INSTRUCTIONS FOR THE TASK → Reproduce the part of the geometric progression thread below from "Or more pythonic" up to and including "solve for m.".

PASSAGE TO READ →
Making a list of a geometric progression when the ratio and range are given

Question

Given the positive integer ratio greater than 1, and the non-negative integer n, create a list consisting of the geometric progression of numbers between (and including) 1 and n with a common ratio of ratio. For example, if ratio is 2 and n is 8, the list would be [1, 2, 4, 8].

Associate the list with the variable geom_prog.

I have tried the following code:

r= ratio
geom_prog = []
for i in range(1, n+1):
    i *= r
    geom_prog.append(i)

For ratio 2 and n = 8:

Expected result: [1, 2, 4, 8]

What I got: [2, 4, 6, 8, 10, 12, 14, 16]

More than anything I'm just wondering what the correct algorithm for getting the correct elements would be. Or if there is a more efficient way to do this problem.

Answer 1

r = ratio
geom_prog = []
x = 1
while x <= n:
    geom_prog.append(x)
    x *= r

Answer 2

By looping over range(1, n+1), you're making n passes (8 in your case). The termination criteria you're looking for is when the newest element of your set hits (or exceeds) n. Try a while loop:

>>> def geom(ratio, n):
...     series = [1]
...     while series[-1] < n:
...         series.append( series[-1] * ratio )
...     return series
...
>>>
>>> geom(2, 8)
[1, 2, 4, 8]

Probably want to add some code to check this will terminate for your parameters (e.g. a ratio of 1 with n > 1 will never terminate), but this should get you started.

Answer 3

If I understand

r = 2 # set here the factor
geom_prog = []
x = 1 # first element and var to update
n = 8 # last element
for i in range(x, n+1):
    geom_prog.append(x)
    x *= r

EDIT:

Or more pythonic

[start * ratio**i for i in range(n)] ref: Python: Generate a geometric progression using list comprehension

Answer 4

Suppose you want to know how many terms will be involved in advance.

Think of the following question, we want ratio^m <= n where we want to solve for m.

STORED DATA →
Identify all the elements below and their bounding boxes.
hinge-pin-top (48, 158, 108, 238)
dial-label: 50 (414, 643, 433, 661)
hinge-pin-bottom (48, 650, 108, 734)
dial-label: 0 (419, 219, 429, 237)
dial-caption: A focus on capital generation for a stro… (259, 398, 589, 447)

EXPECTED OUTPUT →
Or more pythonic

[start * ratio**i for i in range(n)] ref: Python: Generate a geometric progression using list comprehension

Answer 4

Suppose you want to know how many terms will be involved in advance.

Think of the following question, we want ratio^m <= n where we want to solve for m.